● **Task statement**
Below is the data. Give it again, complete and exact.

● **Information supplied**
════════════════════

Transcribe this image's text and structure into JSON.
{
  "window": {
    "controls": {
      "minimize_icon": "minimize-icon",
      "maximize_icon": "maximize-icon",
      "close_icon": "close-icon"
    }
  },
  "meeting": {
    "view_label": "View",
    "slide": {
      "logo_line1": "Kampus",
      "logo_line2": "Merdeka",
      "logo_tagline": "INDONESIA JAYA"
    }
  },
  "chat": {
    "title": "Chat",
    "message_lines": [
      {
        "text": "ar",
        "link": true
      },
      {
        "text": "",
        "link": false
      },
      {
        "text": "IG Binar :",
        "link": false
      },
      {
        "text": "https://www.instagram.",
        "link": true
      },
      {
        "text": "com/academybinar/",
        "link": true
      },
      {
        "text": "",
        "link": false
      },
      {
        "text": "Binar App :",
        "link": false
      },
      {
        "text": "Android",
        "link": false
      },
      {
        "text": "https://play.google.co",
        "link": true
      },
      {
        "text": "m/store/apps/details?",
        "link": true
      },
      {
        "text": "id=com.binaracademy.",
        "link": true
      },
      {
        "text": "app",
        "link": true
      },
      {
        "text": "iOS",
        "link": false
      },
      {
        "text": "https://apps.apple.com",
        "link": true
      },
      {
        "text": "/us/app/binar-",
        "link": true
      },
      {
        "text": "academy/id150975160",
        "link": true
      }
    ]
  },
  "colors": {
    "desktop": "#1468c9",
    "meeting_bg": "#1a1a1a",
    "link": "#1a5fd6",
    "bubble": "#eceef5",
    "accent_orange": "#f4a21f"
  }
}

════════════════════

● **Response to the task**
Transcribe this image's text and structure into JSON.
{
  "window": {
    "controls": {
      "minimize_icon": "minimize-icon",
      "maximize_icon": "maximize-icon",
      "close_icon": "close-icon"
    }
  },
  "meeting": {
    "view_label": "View",
    "slide": {
      "logo_line1": "Kampus",
      "logo_line2": "Merdeka",
      "logo_tagline": "INDONESIA JAYA"
    }
  },
  "chat": {
    "title": "Chat",
    "message_lines": [
      {
        "text": "ar",
        "link": true
      },
      {
        "text": "",
        "link": false
      },
      {
        "text": "IG Binar :",
        "link": false
      },
      {
        "text": "https://www.instagram.",
        "link": true
      },
      {
        "text": "com/academybinar/",
        "link": true
      },
      {
        "text": "",
        "link": false
      },
      {
        "text": "Binar App :",
        "link": false
      },
      {
        "text": "Android",
        "link": false
      },
      {
        "text": "https://play.google.co",
        "link": true
      },
      {
        "text": "m/store/apps/details?",
        "link": true
      },
      {
        "text": "id=com.binaracademy.",
        "link": true
      },
      {
        "text": "app",
        "link": true
      },
      {
        "text": "iOS",
        "link": false
      },
      {
        "text": "https://apps.apple.com",
        "link": true
      },
      {
        "text": "/us/app/binar-",
        "link": true
      },
      {
        "text": "academy/id150975160",
        "link": true
      }
    ]
  },
  "colors": {
    "desktop": "#1468c9",
    "meeting_bg": "#1a1a1a",
    "link": "#1a5fd6",
    "bubble": "#eceef5",
    "accent_orange": "#f4a21f"
  }
}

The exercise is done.